## Start DATA

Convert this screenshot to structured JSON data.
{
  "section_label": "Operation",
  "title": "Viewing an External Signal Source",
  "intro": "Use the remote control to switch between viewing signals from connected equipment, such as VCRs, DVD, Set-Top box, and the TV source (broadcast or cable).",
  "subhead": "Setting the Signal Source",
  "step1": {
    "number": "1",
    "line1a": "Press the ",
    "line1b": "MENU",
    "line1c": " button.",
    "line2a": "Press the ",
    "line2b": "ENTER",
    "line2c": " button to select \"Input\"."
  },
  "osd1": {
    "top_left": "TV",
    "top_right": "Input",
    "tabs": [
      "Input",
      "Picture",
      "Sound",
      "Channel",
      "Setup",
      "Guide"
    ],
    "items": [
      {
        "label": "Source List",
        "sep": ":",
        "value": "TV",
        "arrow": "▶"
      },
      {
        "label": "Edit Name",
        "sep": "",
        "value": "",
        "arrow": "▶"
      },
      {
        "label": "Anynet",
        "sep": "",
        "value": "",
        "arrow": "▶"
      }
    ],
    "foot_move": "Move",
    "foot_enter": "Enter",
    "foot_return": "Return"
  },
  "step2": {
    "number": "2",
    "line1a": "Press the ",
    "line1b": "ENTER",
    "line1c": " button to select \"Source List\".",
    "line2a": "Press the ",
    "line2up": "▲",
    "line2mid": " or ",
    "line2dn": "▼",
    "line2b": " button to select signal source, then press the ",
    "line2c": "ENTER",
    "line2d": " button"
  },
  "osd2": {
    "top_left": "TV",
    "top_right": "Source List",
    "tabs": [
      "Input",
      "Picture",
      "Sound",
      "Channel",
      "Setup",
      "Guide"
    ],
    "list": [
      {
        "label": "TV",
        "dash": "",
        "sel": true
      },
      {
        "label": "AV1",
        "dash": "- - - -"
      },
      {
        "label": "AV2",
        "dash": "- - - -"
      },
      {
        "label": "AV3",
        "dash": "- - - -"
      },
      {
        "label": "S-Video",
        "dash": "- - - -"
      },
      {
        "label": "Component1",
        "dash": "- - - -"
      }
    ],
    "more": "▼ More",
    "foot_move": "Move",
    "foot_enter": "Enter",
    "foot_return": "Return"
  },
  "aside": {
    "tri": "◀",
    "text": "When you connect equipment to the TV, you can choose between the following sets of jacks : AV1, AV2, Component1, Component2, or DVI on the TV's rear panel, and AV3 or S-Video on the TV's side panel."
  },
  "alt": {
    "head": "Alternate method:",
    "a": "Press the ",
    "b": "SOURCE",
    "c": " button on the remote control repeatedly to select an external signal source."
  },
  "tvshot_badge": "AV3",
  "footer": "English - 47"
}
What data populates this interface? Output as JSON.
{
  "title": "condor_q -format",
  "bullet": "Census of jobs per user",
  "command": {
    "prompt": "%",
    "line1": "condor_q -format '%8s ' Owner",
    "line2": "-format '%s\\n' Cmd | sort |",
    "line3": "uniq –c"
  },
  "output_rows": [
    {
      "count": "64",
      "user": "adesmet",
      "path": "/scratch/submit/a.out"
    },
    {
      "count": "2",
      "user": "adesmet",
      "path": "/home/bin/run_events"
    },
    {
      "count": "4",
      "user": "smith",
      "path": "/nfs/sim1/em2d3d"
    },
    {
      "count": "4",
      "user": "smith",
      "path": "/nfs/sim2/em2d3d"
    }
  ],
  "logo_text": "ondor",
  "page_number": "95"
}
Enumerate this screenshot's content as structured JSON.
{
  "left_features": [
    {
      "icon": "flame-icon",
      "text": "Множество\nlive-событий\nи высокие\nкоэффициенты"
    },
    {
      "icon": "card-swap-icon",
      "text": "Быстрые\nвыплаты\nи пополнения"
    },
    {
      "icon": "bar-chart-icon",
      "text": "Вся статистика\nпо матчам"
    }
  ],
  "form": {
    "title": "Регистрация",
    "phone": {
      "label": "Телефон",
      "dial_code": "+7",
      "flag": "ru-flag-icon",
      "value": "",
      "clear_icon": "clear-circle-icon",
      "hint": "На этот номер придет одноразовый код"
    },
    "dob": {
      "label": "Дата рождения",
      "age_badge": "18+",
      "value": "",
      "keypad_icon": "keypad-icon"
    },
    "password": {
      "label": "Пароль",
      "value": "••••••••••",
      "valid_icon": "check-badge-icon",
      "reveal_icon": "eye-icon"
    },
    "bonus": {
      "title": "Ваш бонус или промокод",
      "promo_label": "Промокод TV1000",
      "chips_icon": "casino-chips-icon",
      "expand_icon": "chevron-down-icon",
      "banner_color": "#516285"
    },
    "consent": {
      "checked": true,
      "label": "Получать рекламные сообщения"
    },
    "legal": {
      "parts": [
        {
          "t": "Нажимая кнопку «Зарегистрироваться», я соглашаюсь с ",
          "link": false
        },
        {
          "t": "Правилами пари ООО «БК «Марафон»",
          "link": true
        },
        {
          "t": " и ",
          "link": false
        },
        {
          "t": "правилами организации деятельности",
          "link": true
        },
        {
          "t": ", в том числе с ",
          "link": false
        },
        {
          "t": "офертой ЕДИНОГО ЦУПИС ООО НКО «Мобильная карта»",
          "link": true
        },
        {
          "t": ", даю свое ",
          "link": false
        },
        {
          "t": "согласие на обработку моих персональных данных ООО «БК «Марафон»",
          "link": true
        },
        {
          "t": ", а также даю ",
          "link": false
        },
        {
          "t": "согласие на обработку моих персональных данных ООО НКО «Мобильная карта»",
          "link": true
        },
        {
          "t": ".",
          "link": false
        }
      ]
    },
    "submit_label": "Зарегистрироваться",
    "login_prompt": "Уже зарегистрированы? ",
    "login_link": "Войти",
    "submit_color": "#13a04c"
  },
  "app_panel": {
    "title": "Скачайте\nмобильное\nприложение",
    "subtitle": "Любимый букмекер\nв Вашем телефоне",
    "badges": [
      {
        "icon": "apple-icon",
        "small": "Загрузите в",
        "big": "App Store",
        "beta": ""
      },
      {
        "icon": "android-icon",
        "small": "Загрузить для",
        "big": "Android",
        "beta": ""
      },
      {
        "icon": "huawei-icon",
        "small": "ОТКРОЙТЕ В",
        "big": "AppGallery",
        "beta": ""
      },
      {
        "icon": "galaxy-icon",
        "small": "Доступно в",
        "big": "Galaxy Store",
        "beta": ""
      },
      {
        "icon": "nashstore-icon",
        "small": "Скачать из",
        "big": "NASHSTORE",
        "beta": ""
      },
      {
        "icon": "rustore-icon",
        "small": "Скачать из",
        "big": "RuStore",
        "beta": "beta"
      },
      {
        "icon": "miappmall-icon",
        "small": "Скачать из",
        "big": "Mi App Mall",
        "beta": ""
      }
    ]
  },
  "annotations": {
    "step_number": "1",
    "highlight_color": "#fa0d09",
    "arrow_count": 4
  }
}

## End DATA

**TASK GOAL**
Copy all of the material word for word.

**RESULT BELOW**
Convert this screenshot to structured JSON data.
{
  "section_label": "Operation",
  "title": "Viewing an External Signal Source",
  "intro": "Use the remote control to switch between viewing signals from connected equipment, such as VCRs, DVD, Set-Top box, and the TV source (broadcast or cable).",
  "subhead": "Setting the Signal Source",
  "step1": {
    "number": "1",
    "line1a": "Press the ",
    "line1b": "MENU",
    "line1c": " button.",
    "line2a": "Press the ",
    "line2b": "ENTER",
    "line2c": " button to select \"Input\"."
  },
  "osd1": {
    "top_left": "TV",
    "top_right": "Input",
    "tabs": [
      "Input",
      "Picture",
      "Sound",
      "Channel",
      "Setup",
      "Guide"
    ],
    "items": [
      {
        "label": "Source List",
        "sep": ":",
        "value": "TV",
        "arrow": "▶"
      },
      {
        "label": "Edit Name",
        "sep": "",
        "value": "",
        "arrow": "▶"
      },
      {
        "label": "Anynet",
        "sep": "",
        "value": "",
        "arrow": "▶"
      }
    ],
    "foot_move": "Move",
    "foot_enter": "Enter",
    "foot_return": "Return"
  },
  "step2": {
    "number": "2",
    "line1a": "Press the ",
    "line1b": "ENTER",
    "line1c": " button to select \"Source List\".",
    "line2a": "Press the ",
    "line2up": "▲",
    "line2mid": " or ",
    "line2dn": "▼",
    "line2b": " button to select signal source, then press the ",
    "line2c": "ENTER",
    "line2d": " button"
  },
  "osd2": {
    "top_left": "TV",
    "top_right": "Source List",
    "tabs": [
      "Input",
      "Picture",
      "Sound",
      "Channel",
      "Setup",
      "Guide"
    ],
    "list": [
      {
        "label": "TV",
        "dash": "",
        "sel": true
      },
      {
        "label": "AV1",
        "dash": "- - - -"
      },
      {
        "label": "AV2",
        "dash": "- - - -"
      },
      {
        "label": "AV3",
        "dash": "- - - -"
      },
      {
        "label": "S-Video",
        "dash": "- - - -"
      },
      {
        "label": "Component1",
        "dash": "- - - -"
      }
    ],
    "more": "▼ More",
    "foot_move": "Move",
    "foot_enter": "Enter",
    "foot_return": "Return"
  },
  "aside": {
    "tri": "◀",
    "text": "When you connect equipment to the TV, you can choose between the following sets of jacks : AV1, AV2, Component1, Component2, or DVI on the TV's rear panel, and AV3 or S-Video on the TV's side panel."
  },
  "alt": {
    "head": "Alternate method:",
    "a": "Press the ",
    "b": "SOURCE",
    "c": " button on the remote control repeatedly to select an external signal source."
  },
  "tvshot_badge": "AV3",
  "footer": "English - 47"
}
What data populates this interface? Output as JSON.
{
  "title": "condor_q -format",
  "bullet": "Census of jobs per user",
  "command": {
    "prompt": "%",
    "line1": "condor_q -format '%8s ' Owner",
    "line2": "-format '%s\\n' Cmd | sort |",
    "line3": "uniq –c"
  },
  "output_rows": [
    {
      "count": "64",
      "user": "adesmet",
      "path": "/scratch/submit/a.out"
    },
    {
      "count": "2",
      "user": "adesmet",
      "path": "/home/bin/run_events"
    },
    {
      "count": "4",
      "user": "smith",
      "path": "/nfs/sim1/em2d3d"
    },
    {
      "count": "4",
      "user": "smith",
      "path": "/nfs/sim2/em2d3d"
    }
  ],
  "logo_text": "ondor",
  "page_number": "95"
}
Enumerate this screenshot's content as structured JSON.
{
  "left_features": [
    {
      "icon": "flame-icon",
      "text": "Множество\nlive-событий\nи высокие\nкоэффициенты"
    },
    {
      "icon": "card-swap-icon",
      "text": "Быстрые\nвыплаты\nи пополнения"
    },
    {
      "icon": "bar-chart-icon",
      "text": "Вся статистика\nпо матчам"
    }
  ],
  "form": {
    "title": "Регистрация",
    "phone": {
      "label": "Телефон",
      "dial_code": "+7",
      "flag": "ru-flag-icon",
      "value": "",
      "clear_icon": "clear-circle-icon",
      "hint": "На этот номер придет одноразовый код"
    },
    "dob": {
      "label": "Дата рождения",
      "age_badge": "18+",
      "value": "",
      "keypad_icon": "keypad-icon"
    },
    "password": {
      "label": "Пароль",
      "value": "••••••••••",
      "valid_icon": "check-badge-icon",
      "reveal_icon": "eye-icon"
    },
    "bonus": {
      "title": "Ваш бонус или промокод",
      "promo_label": "Промокод TV1000",
      "chips_icon": "casino-chips-icon",
      "expand_icon": "chevron-down-icon",
      "banner_color": "#516285"
    },
    "consent": {
      "checked": true,
      "label": "Получать рекламные сообщения"
    },
    "legal": {
      "parts": [
        {
          "t": "Нажимая кнопку «Зарегистрироваться», я соглашаюсь с ",
          "link": false
        },
        {
          "t": "Правилами пари ООО «БК «Марафон»",
          "link": true
        },
        {
          "t": " и ",
          "link": false
        },
        {
          "t": "правилами организации деятельности",
          "link": true
        },
        {
          "t": ", в том числе с ",
          "link": false
        },
        {
          "t": "офертой ЕДИНОГО ЦУПИС ООО НКО «Мобильная карта»",
          "link": true
        },
        {
          "t": ", даю свое ",
          "link": false
        },
        {
          "t": "согласие на обработку моих персональных данных ООО «БК «Марафон»",
          "link": true
        },
        {
          "t": ", а также даю ",
          "link": false
        },
        {
          "t": "согласие на обработку моих персональных данных ООО НКО «Мобильная карта»",
          "link": true
        },
        {
          "t": ".",
          "link": false
        }
      ]
    },
    "submit_label": "Зарегистрироваться",
    "login_prompt": "Уже зарегистрированы? ",
    "login_link": "Войти",
    "submit_color": "#13a04c"
  },
  "app_panel": {
    "title": "Скачайте\nмобильное\nприложение",
    "subtitle": "Любимый букмекер\nв Вашем телефоне",
    "badges": [
      {
        "icon": "apple-icon",
        "small": "Загрузите в",
        "big": "App Store",
        "beta": ""
      },
      {
        "icon": "android-icon",
        "small": "Загрузить для",
        "big": "Android",
        "beta": ""
      },
      {
        "icon": "huawei-icon",
        "small": "ОТКРОЙТЕ В",
        "big": "AppGallery",
        "beta": ""
      },
      {
        "icon": "galaxy-icon",
        "small": "Доступно в",
        "big": "Galaxy Store",
        "beta": ""
      },
      {
        "icon": "nashstore-icon",
        "small": "Скачать из",
        "big": "NASHSTORE",
        "beta": ""
      },
      {
        "icon": "rustore-icon",
        "small": "Скачать из",
        "big": "RuStore",
        "beta": "beta"
      },
      {
        "icon": "miappmall-icon",
        "small": "Скачать из",
        "big": "Mi App Mall",
        "beta": ""
      }
    ]
  },
  "annotations": {
    "step_number": "1",
    "highlight_color": "#fa0d09",
    "arrow_count": 4
  }
}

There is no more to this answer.